* Begin GIVEN DATA *

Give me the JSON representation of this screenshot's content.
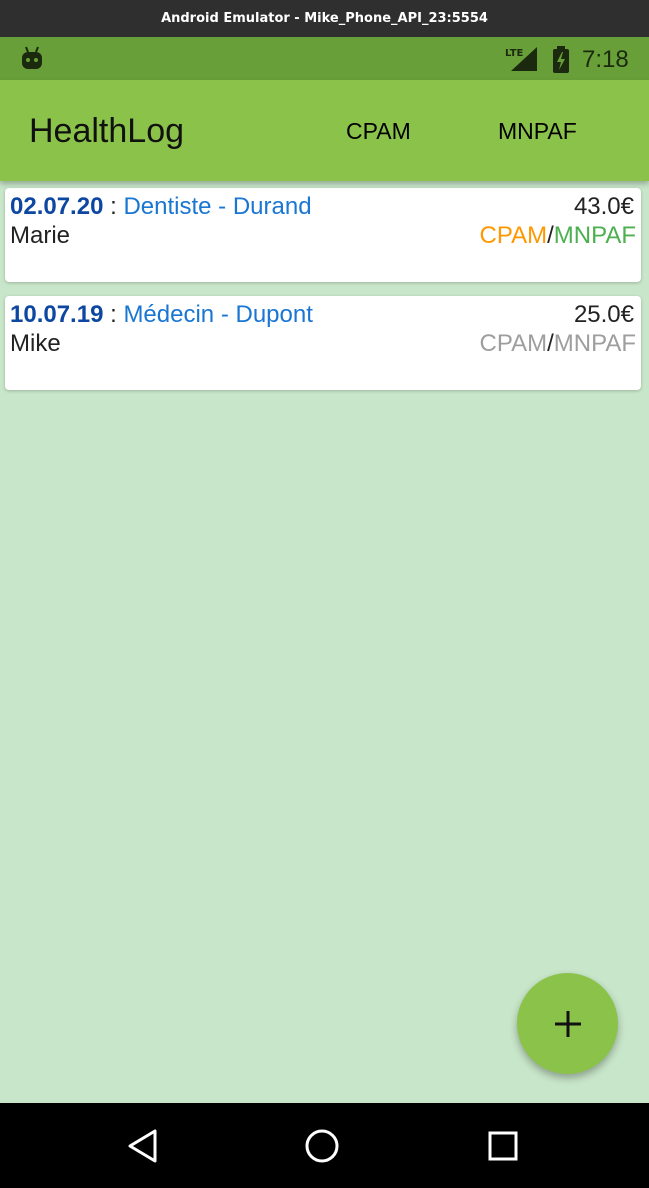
{
  "window": {
    "title": "Android Emulator - Mike_Phone_API_23:5554"
  },
  "status_bar": {
    "time": "7:18",
    "network_label": "LTE",
    "icons": [
      "android-icon",
      "lte-signal-icon",
      "battery-charging-icon"
    ]
  },
  "app_bar": {
    "title": "HealthLog",
    "actions": [
      "CPAM",
      "MNPAF"
    ]
  },
  "colors": {
    "app_bar": "#8bc34a",
    "status_bar": "#689f38",
    "background": "#c8e6c9",
    "date": "#0d47a1",
    "link": "#1976d2",
    "reimbursed_cpam": "#ff9800",
    "reimbursed_mnpaf": "#4caf50",
    "pending": "#9e9e9e"
  },
  "entries": [
    {
      "date": "02.07.20",
      "sep": ":",
      "type": "Dentiste",
      "dash": "-",
      "practitioner": "Durand",
      "amount": "43.0€",
      "patient": "Marie",
      "cpam": "CPAM",
      "slash": "/",
      "mnpaf": "MNPAF",
      "cpam_color": "#ff9800",
      "mnpaf_color": "#4caf50"
    },
    {
      "date": "10.07.19",
      "sep": ":",
      "type": "Médecin",
      "dash": "-",
      "practitioner": "Dupont",
      "amount": "25.0€",
      "patient": "Mike",
      "cpam": "CPAM",
      "slash": "/",
      "mnpaf": "MNPAF",
      "cpam_color": "#9e9e9e",
      "mnpaf_color": "#9e9e9e"
    }
  ],
  "fab": {
    "icon": "add-icon"
  },
  "nav_bar": {
    "icons": [
      "back-icon",
      "home-icon",
      "recents-icon"
    ]
  }
}
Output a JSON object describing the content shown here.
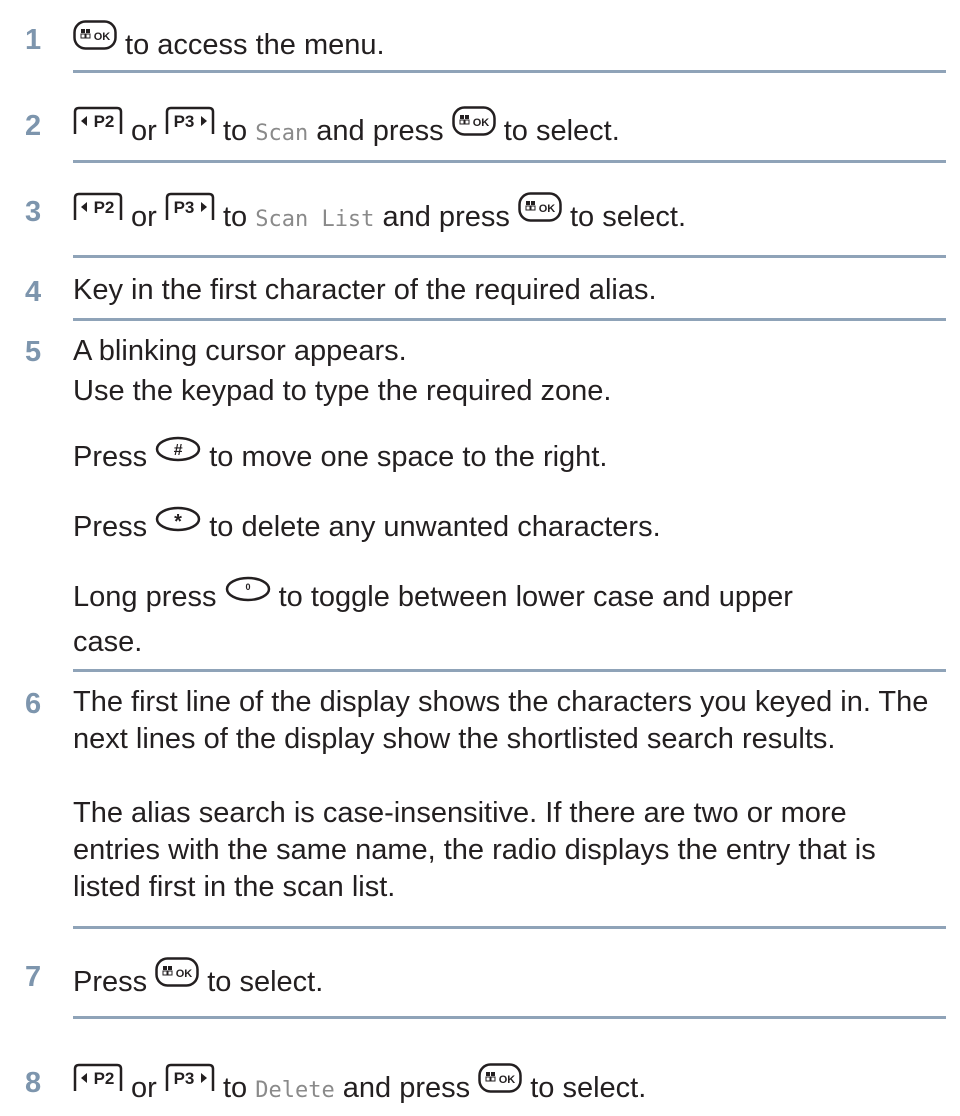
{
  "steps": [
    {
      "n": "1",
      "after_key": " to access the menu."
    },
    {
      "n": "2",
      "or": " or ",
      "to": " to ",
      "target": "Scan",
      "press": " and press ",
      "end": " to select."
    },
    {
      "n": "3",
      "or": " or ",
      "to": " to ",
      "target": "Scan List",
      "press": " and press ",
      "end": " to select."
    },
    {
      "n": "4",
      "text": "Key in the first character of the required alias."
    },
    {
      "n": "5",
      "text1": "A blinking cursor appears.",
      "text2": "Use the keypad to type the required zone.",
      "press_word": "Press ",
      "hash_text": " to move one space to the right.",
      "star_text": " to delete any unwanted characters.",
      "long_press": "Long press ",
      "zero_text": " to toggle between lower case and upper",
      "zero_text2": "case."
    },
    {
      "n": "6",
      "text1": "The first line of the display shows the characters you keyed in. The next lines of the display show the shortlisted search results.",
      "text2": "The alias search is case-insensitive. If there are two or more entries with the same name, the radio displays the entry that is listed first in the scan list."
    },
    {
      "n": "7",
      "press_word": "Press ",
      "end": " to select."
    },
    {
      "n": "8",
      "or": " or ",
      "to": " to ",
      "target": "Delete",
      "press": " and press ",
      "end": " to select."
    }
  ],
  "keys": {
    "menu_ok": "OK",
    "p2": "P2",
    "p3": "P3",
    "hash": "#",
    "star": "*",
    "zero": "0"
  },
  "colors": {
    "step_number": "#7d95ad",
    "rule": "#8fa3b8",
    "mono_text": "#8a8a8a"
  }
}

* End GIVEN DATA *

▶ **EXERCISE DESCRIPTION**
Write the full listing out again with every line unchanged, but include no pictures.

▶ **TASK RESPONSE**
Give me the JSON representation of this screenshot's content.
{
  "window": {
    "title": "Android Emulator - Mike_Phone_API_23:5554"
  },
  "status_bar": {
    "time": "7:18",
    "network_label": "LTE",
    "icons": [
      "android-icon",
      "lte-signal-icon",
      "battery-charging-icon"
    ]
  },
  "app_bar": {
    "title": "HealthLog",
    "actions": [
      "CPAM",
      "MNPAF"
    ]
  },
  "colors": {
    "app_bar": "#8bc34a",
    "status_bar": "#689f38",
    "background": "#c8e6c9",
    "date": "#0d47a1",
    "link": "#1976d2",
    "reimbursed_cpam": "#ff9800",
    "reimbursed_mnpaf": "#4caf50",
    "pending": "#9e9e9e"
  },
  "entries": [
    {
      "date": "02.07.20",
      "sep": ":",
      "type": "Dentiste",
      "dash": "-",
      "practitioner": "Durand",
      "amount": "43.0€",
      "patient": "Marie",
      "cpam": "CPAM",
      "slash": "/",
      "mnpaf": "MNPAF",
      "cpam_color": "#ff9800",
      "mnpaf_color": "#4caf50"
    },
    {
      "date": "10.07.19",
      "sep": ":",
      "type": "Médecin",
      "dash": "-",
      "practitioner": "Dupont",
      "amount": "25.0€",
      "patient": "Mike",
      "cpam": "CPAM",
      "slash": "/",
      "mnpaf": "MNPAF",
      "cpam_color": "#9e9e9e",
      "mnpaf_color": "#9e9e9e"
    }
  ],
  "fab": {
    "icon": "add-icon"
  },
  "nav_bar": {
    "icons": [
      "back-icon",
      "home-icon",
      "recents-icon"
    ]
  }
}
Output a JSON object describing the content shown here.
{
  "steps": [
    {
      "n": "1",
      "after_key": " to access the menu."
    },
    {
      "n": "2",
      "or": " or ",
      "to": " to ",
      "target": "Scan",
      "press": " and press ",
      "end": " to select."
    },
    {
      "n": "3",
      "or": " or ",
      "to": " to ",
      "target": "Scan List",
      "press": " and press ",
      "end": " to select."
    },
    {
      "n": "4",
      "text": "Key in the first character of the required alias."
    },
    {
      "n": "5",
      "text1": "A blinking cursor appears.",
      "text2": "Use the keypad to type the required zone.",
      "press_word": "Press ",
      "hash_text": " to move one space to the right.",
      "star_text": " to delete any unwanted characters.",
      "long_press": "Long press ",
      "zero_text": " to toggle between lower case and upper",
      "zero_text2": "case."
    },
    {
      "n": "6",
      "text1": "The first line of the display shows the characters you keyed in. The next lines of the display show the shortlisted search results.",
      "text2": "The alias search is case-insensitive. If there are two or more entries with the same name, the radio displays the entry that is listed first in the scan list."
    },
    {
      "n": "7",
      "press_word": "Press ",
      "end": " to select."
    },
    {
      "n": "8",
      "or": " or ",
      "to": " to ",
      "target": "Delete",
      "press": " and press ",
      "end": " to select."
    }
  ],
  "keys": {
    "menu_ok": "OK",
    "p2": "P2",
    "p3": "P3",
    "hash": "#",
    "star": "*",
    "zero": "0"
  },
  "colors": {
    "step_number": "#7d95ad",
    "rule": "#8fa3b8",
    "mono_text": "#8a8a8a"
  }
}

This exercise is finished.